Search the material below for the string "visible" and extract each line that has it.
[begin Stored data]
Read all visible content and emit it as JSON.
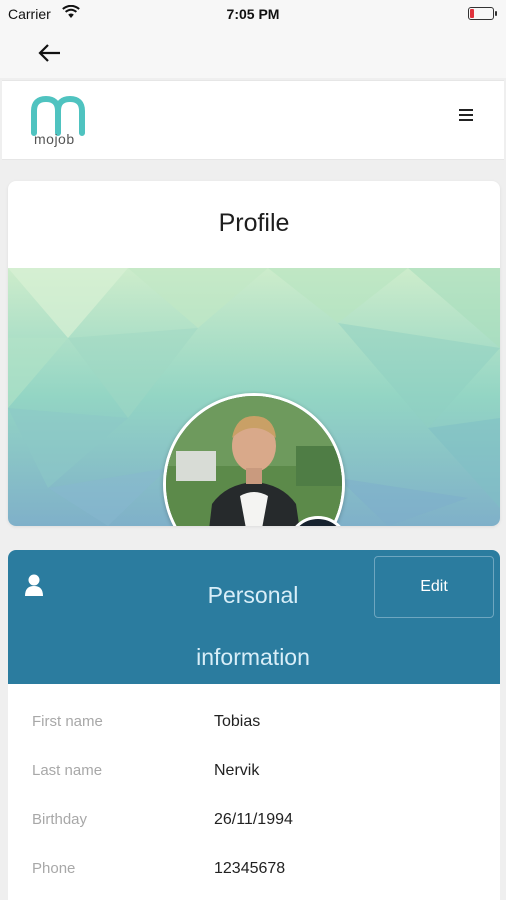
{
  "status_bar": {
    "carrier": "Carrier",
    "time": "7:05 PM"
  },
  "app": {
    "logo_text": "mojob"
  },
  "profile": {
    "title": "Profile"
  },
  "personal_info": {
    "title": "Personal information",
    "edit_label": "Edit",
    "fields": [
      {
        "label": "First name",
        "value": "Tobias"
      },
      {
        "label": "Last name",
        "value": "Nervik"
      },
      {
        "label": "Birthday",
        "value": "26/11/1994"
      },
      {
        "label": "Phone",
        "value": "12345678"
      }
    ]
  },
  "colors": {
    "brand_teal": "#4fc3c0",
    "header_blue": "#2b7c9f",
    "add_button_dark": "#16222e",
    "battery_low": "#e0323c"
  },
  "icons": [
    "wifi-icon",
    "battery-icon",
    "back-arrow-icon",
    "hamburger-menu-icon",
    "plus-icon",
    "user-icon"
  ]
}
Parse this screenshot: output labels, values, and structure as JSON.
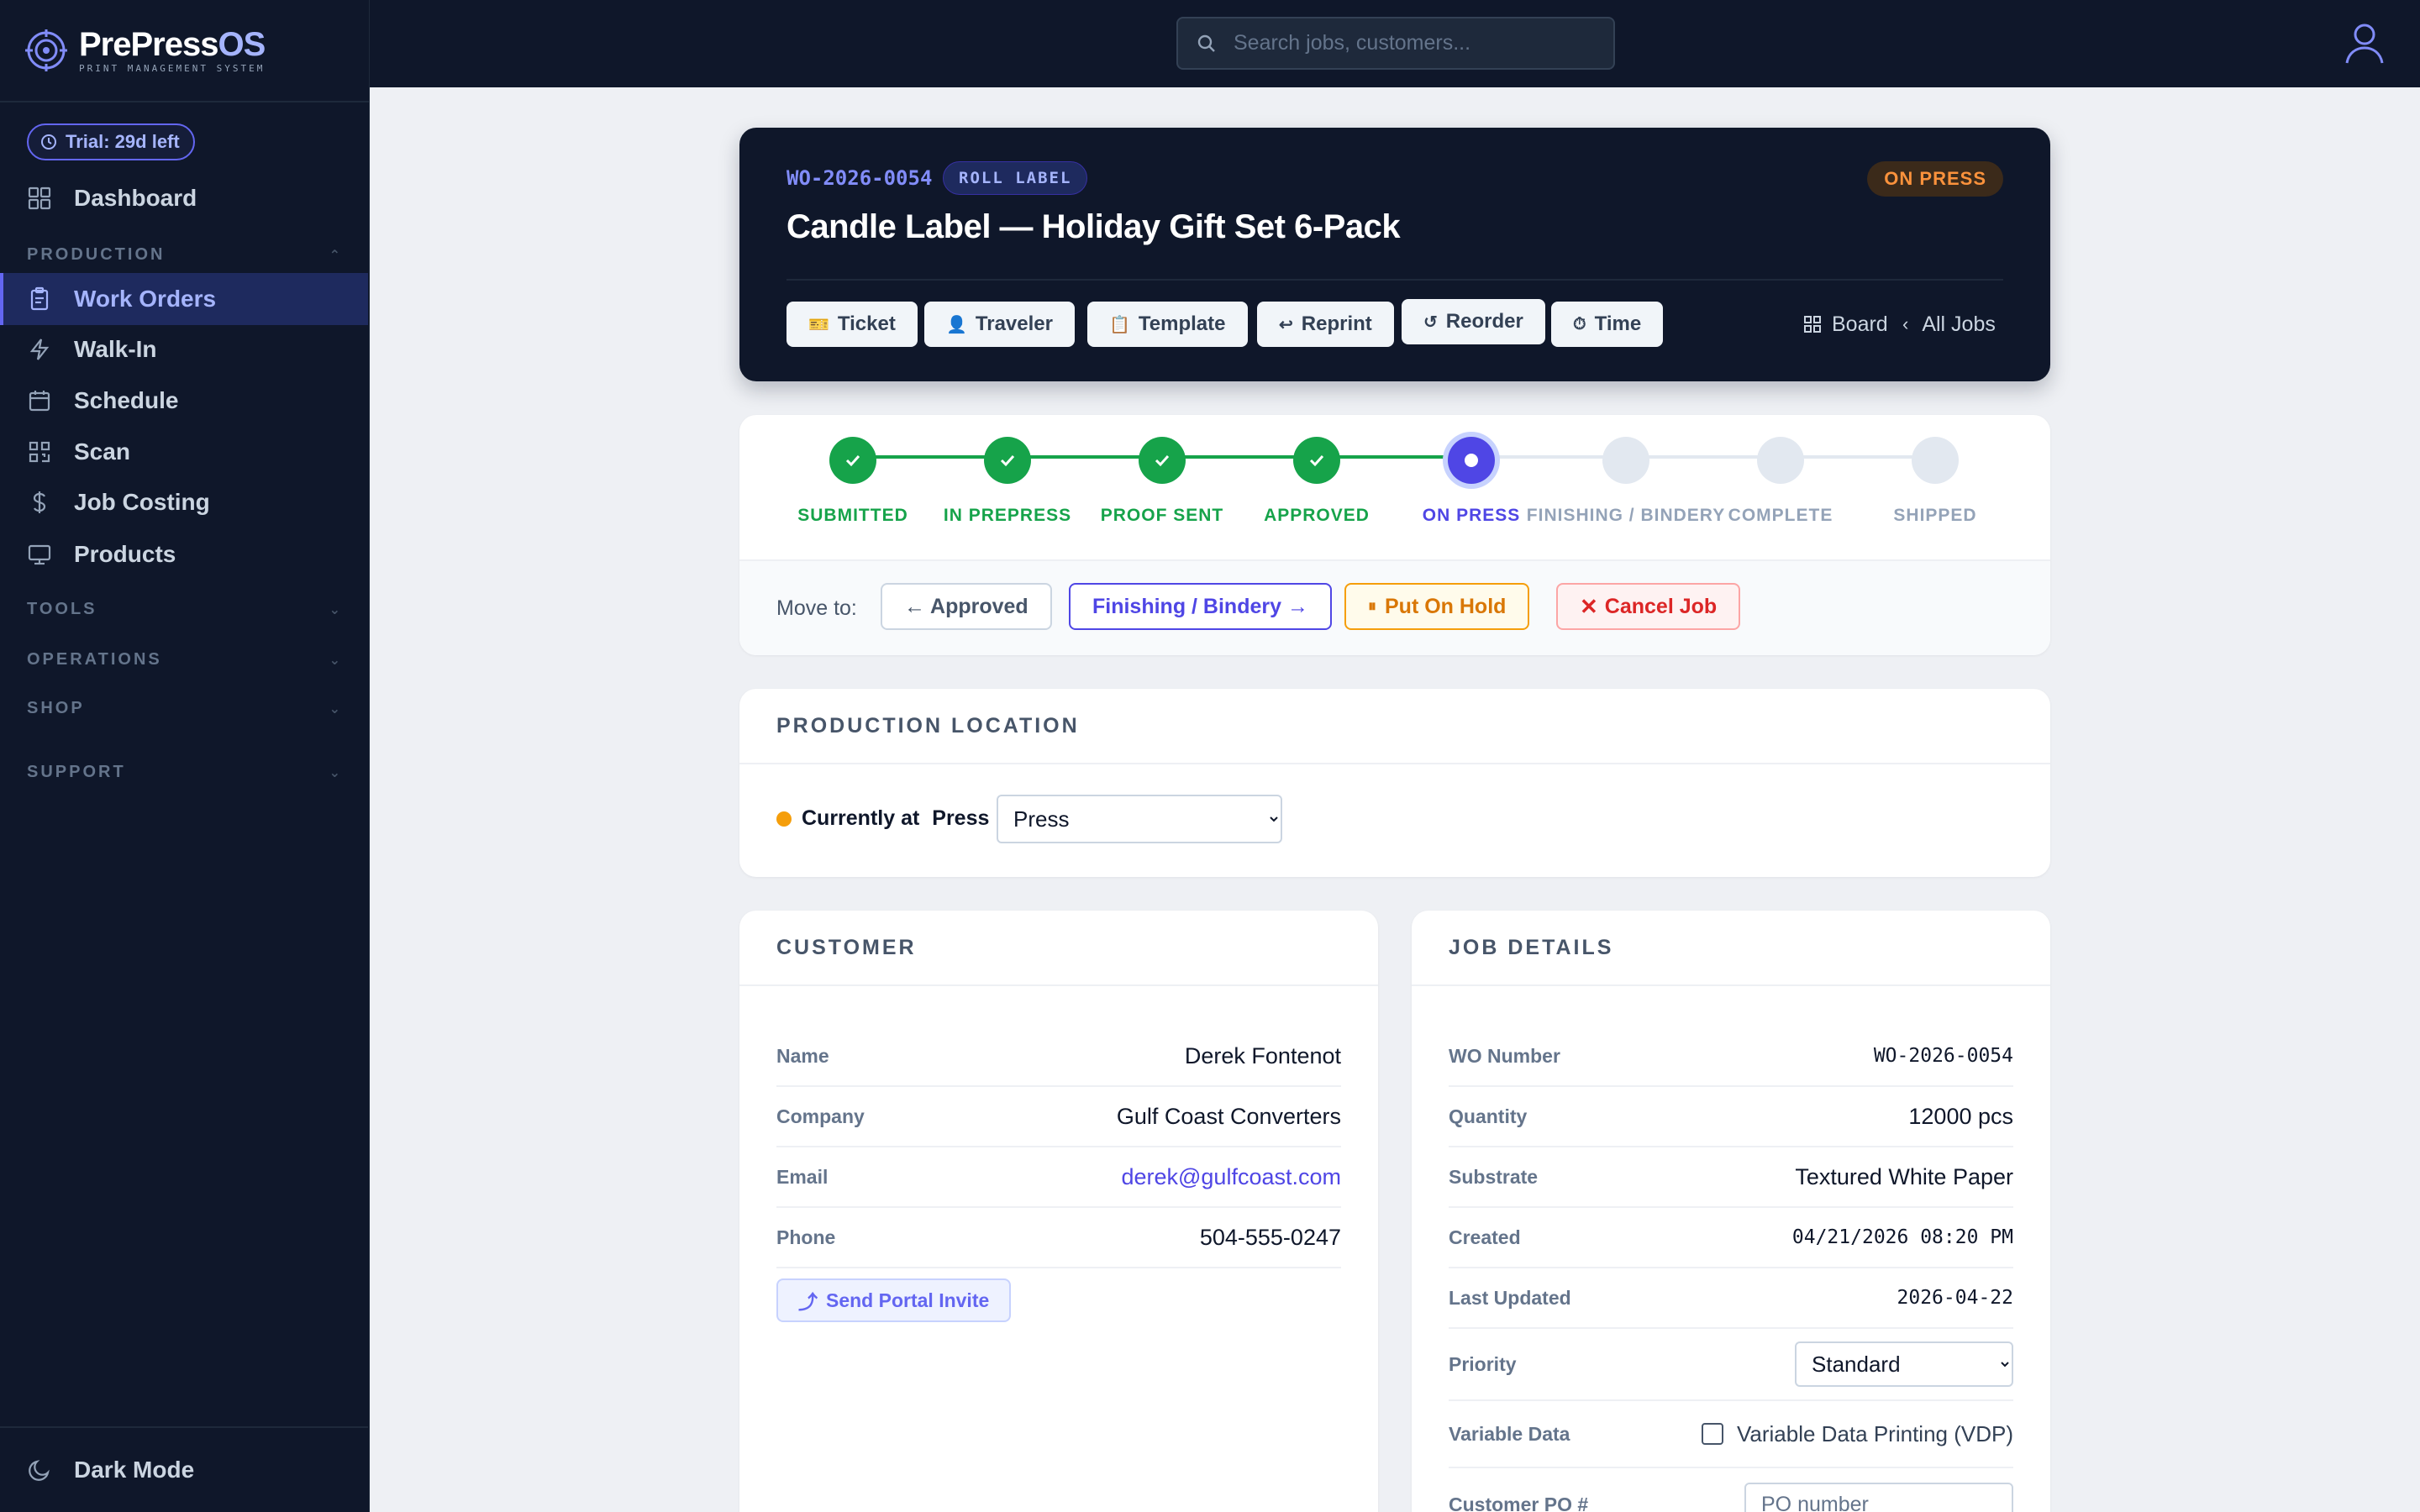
{
  "brand": {
    "name_a": "PrePress",
    "name_b": "OS",
    "tagline": "PRINT MANAGEMENT SYSTEM"
  },
  "sidebar": {
    "trial": "Trial: 29d left",
    "dashboard": "Dashboard",
    "sections": {
      "production": "PRODUCTION",
      "tools": "TOOLS",
      "operations": "OPERATIONS",
      "shop": "SHOP",
      "support": "SUPPORT"
    },
    "items": [
      {
        "label": "Work Orders",
        "icon": "clipboard-icon",
        "active": true
      },
      {
        "label": "Walk-In",
        "icon": "bolt-icon"
      },
      {
        "label": "Schedule",
        "icon": "calendar-icon"
      },
      {
        "label": "Scan",
        "icon": "qr-scan-icon"
      },
      {
        "label": "Job Costing",
        "icon": "dollar-icon"
      },
      {
        "label": "Products",
        "icon": "monitor-icon"
      }
    ],
    "dark_mode": "Dark Mode"
  },
  "topbar": {
    "search_placeholder": "Search jobs, customers..."
  },
  "header": {
    "wo_id": "WO-2026-0054",
    "type": "ROLL LABEL",
    "status": "ON PRESS",
    "title": "Candle Label — Holiday Gift Set 6-Pack",
    "buttons": [
      {
        "label": "Ticket",
        "icon": "🎫"
      },
      {
        "label": "Traveler",
        "icon": "👤"
      },
      {
        "label": "Template",
        "icon": "📋"
      },
      {
        "label": "Reprint",
        "icon": "↩"
      },
      {
        "label": "Reorder",
        "icon": "↺"
      },
      {
        "label": "Time",
        "icon": "⏱"
      }
    ],
    "board": "Board",
    "all_jobs": "All Jobs"
  },
  "pipeline": {
    "steps": [
      {
        "label": "SUBMITTED",
        "state": "done"
      },
      {
        "label": "IN PREPRESS",
        "state": "done"
      },
      {
        "label": "PROOF SENT",
        "state": "done"
      },
      {
        "label": "APPROVED",
        "state": "done"
      },
      {
        "label": "ON PRESS",
        "state": "current"
      },
      {
        "label": "FINISHING / BINDERY",
        "state": "todo"
      },
      {
        "label": "COMPLETE",
        "state": "todo"
      },
      {
        "label": "SHIPPED",
        "state": "todo"
      }
    ],
    "move_to": "Move to:",
    "back": "← Approved",
    "forward": "Finishing / Bindery →",
    "hold": "Put On Hold",
    "cancel": "Cancel Job"
  },
  "location": {
    "heading": "PRODUCTION LOCATION",
    "currently_at": "Currently at",
    "current": "Press",
    "selected": "Press"
  },
  "customer": {
    "heading": "CUSTOMER",
    "rows": [
      {
        "k": "Name",
        "v": "Derek Fontenot"
      },
      {
        "k": "Company",
        "v": "Gulf Coast Converters"
      },
      {
        "k": "Email",
        "v": "derek@gulfcoast.com"
      },
      {
        "k": "Phone",
        "v": "504-555-0247"
      }
    ],
    "portal_invite": "Send Portal Invite"
  },
  "job": {
    "heading": "JOB DETAILS",
    "rows": [
      {
        "k": "WO Number",
        "v": "WO-2026-0054"
      },
      {
        "k": "Quantity",
        "v": "12000 pcs"
      },
      {
        "k": "Substrate",
        "v": "Textured White Paper"
      },
      {
        "k": "Created",
        "v": "04/21/2026 08:20 PM"
      },
      {
        "k": "Last Updated",
        "v": "2026-04-22"
      }
    ],
    "priority_label": "Priority",
    "priority_value": "Standard",
    "vdp_label": "Variable Data",
    "vdp_option": "Variable Data Printing (VDP)",
    "po_label": "Customer PO #",
    "po_placeholder": "PO number"
  },
  "colors": {
    "sidebar_bg": "#0f172a",
    "accent": "#4f46e5",
    "done": "#16a34a",
    "status_orange": "#fb923c"
  }
}
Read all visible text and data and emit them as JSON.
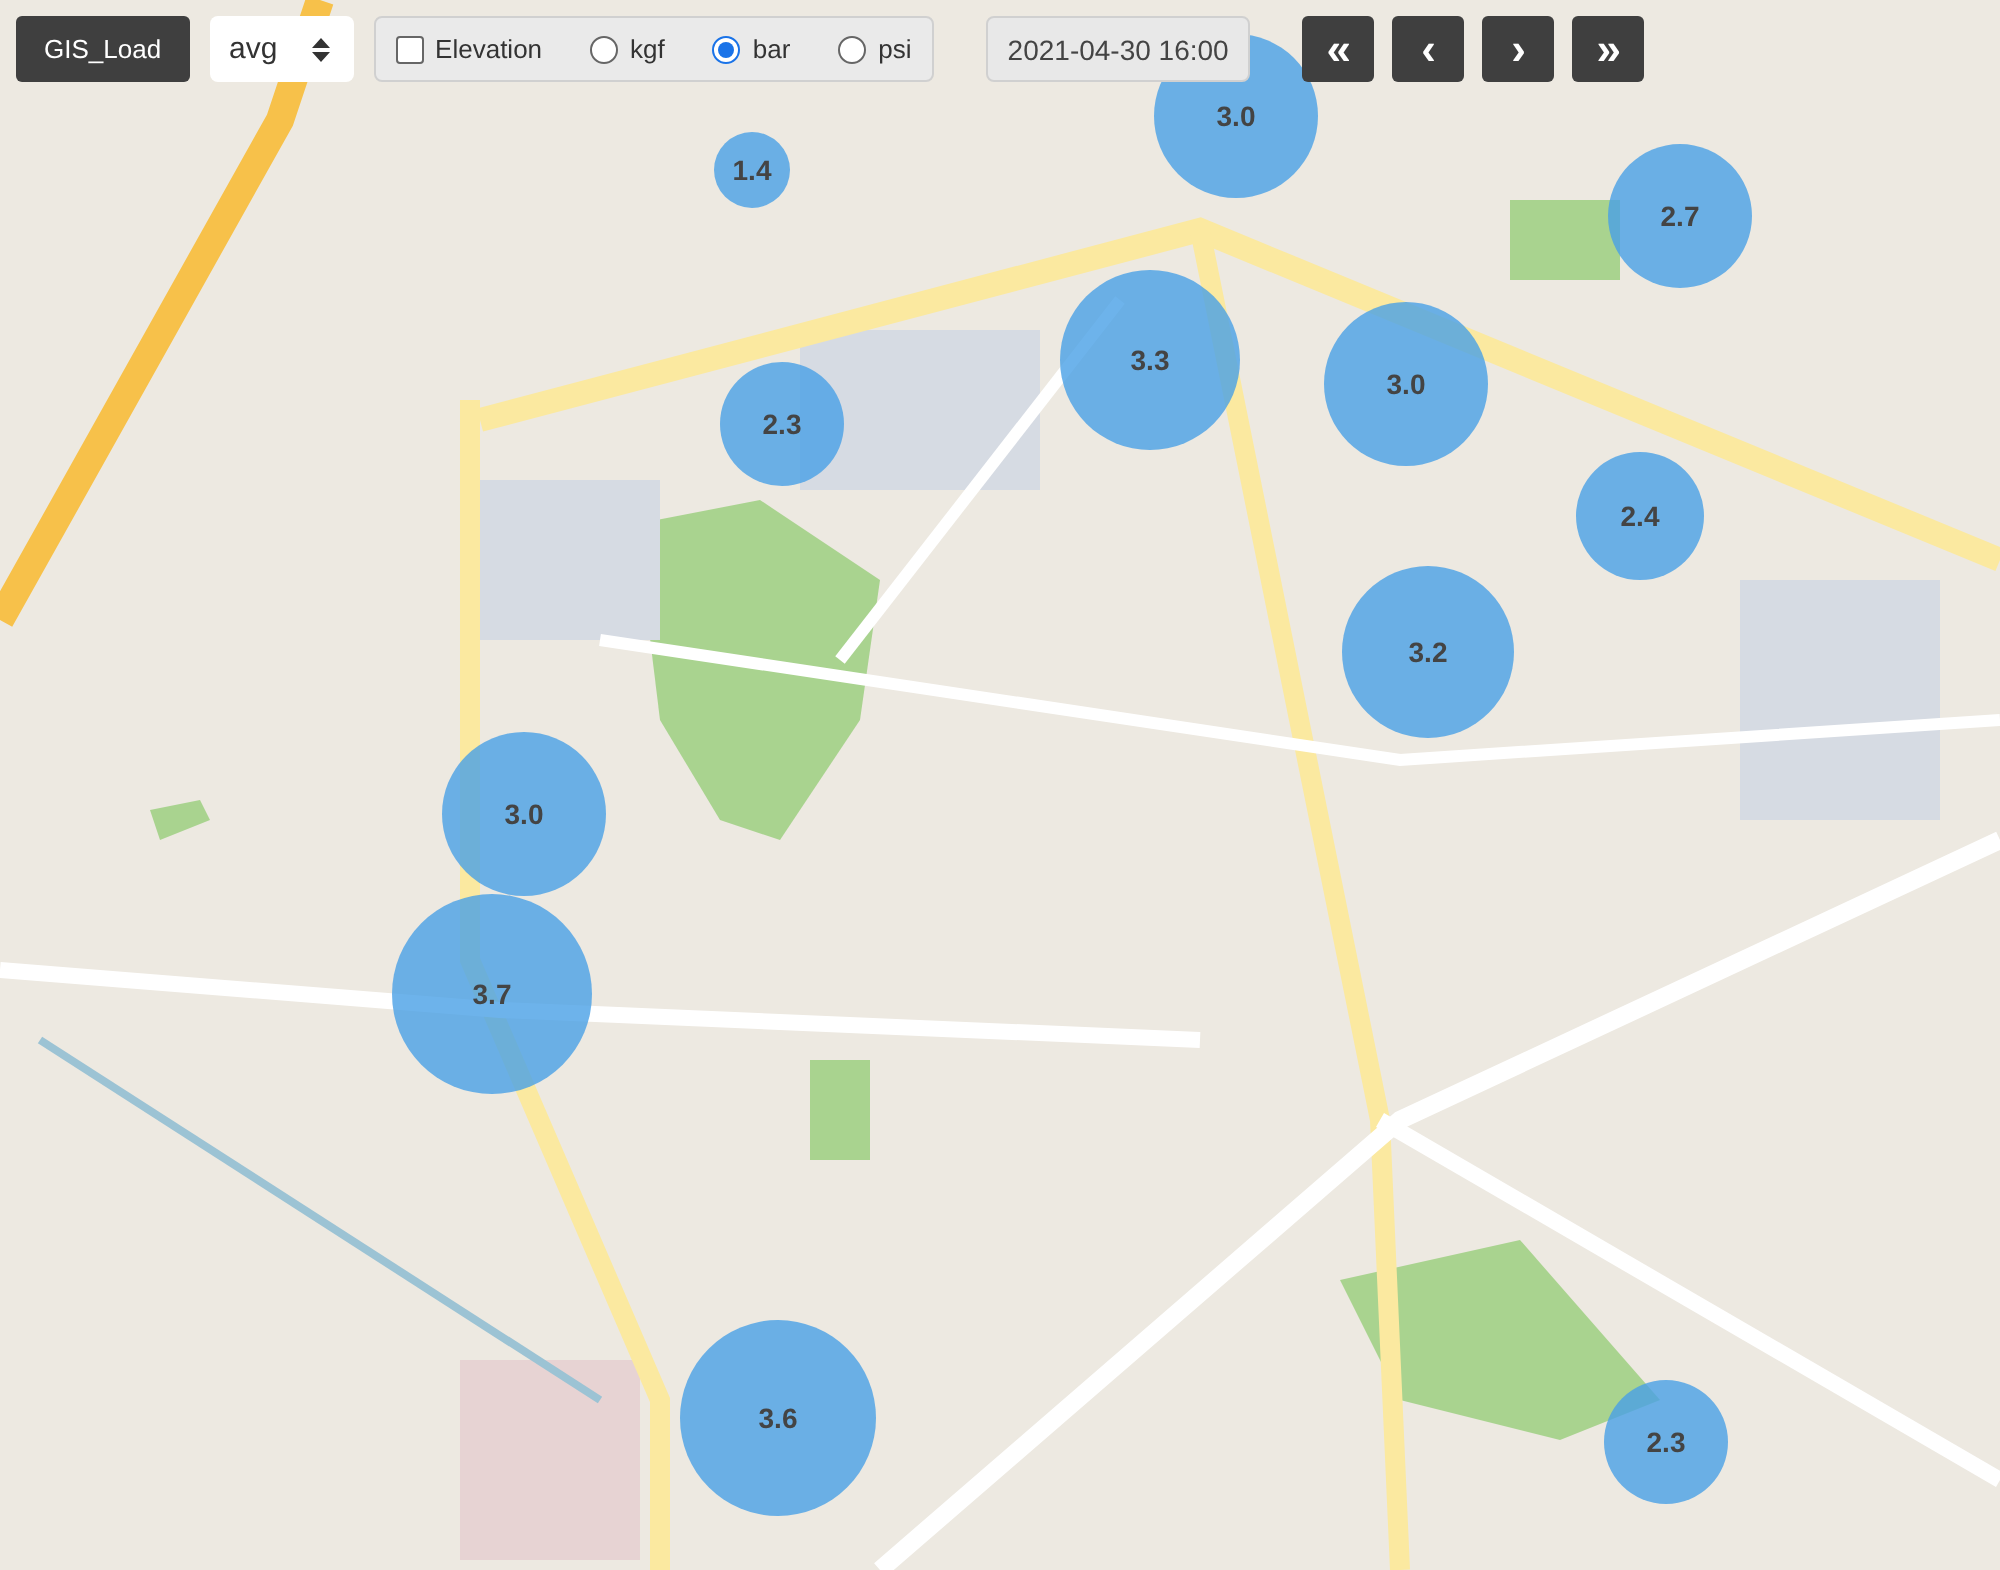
{
  "toolbar": {
    "load_button": "GIS_Load",
    "aggregate": "avg",
    "options": [
      {
        "kind": "checkbox",
        "label": "Elevation",
        "checked": false
      },
      {
        "kind": "radio",
        "label": "kgf",
        "selected": false
      },
      {
        "kind": "radio",
        "label": "bar",
        "selected": true
      },
      {
        "kind": "radio",
        "label": "psi",
        "selected": false
      }
    ],
    "datetime": "2021-04-30 16:00",
    "nav_buttons": [
      "«",
      "‹",
      "›",
      "»"
    ]
  },
  "map": {
    "markers": [
      {
        "value": "1.4"
      },
      {
        "value": "3.0"
      },
      {
        "value": "2.7"
      },
      {
        "value": "3.3"
      },
      {
        "value": "3.0"
      },
      {
        "value": "2.3"
      },
      {
        "value": "2.4"
      },
      {
        "value": "3.2"
      },
      {
        "value": "3.0"
      },
      {
        "value": "3.7"
      },
      {
        "value": "3.6"
      },
      {
        "value": "2.3"
      }
    ]
  }
}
[end Stored data]
Written reply ▸
Read all visible content and emit it as JSON.
Read all visible text and data and emit them as JSON.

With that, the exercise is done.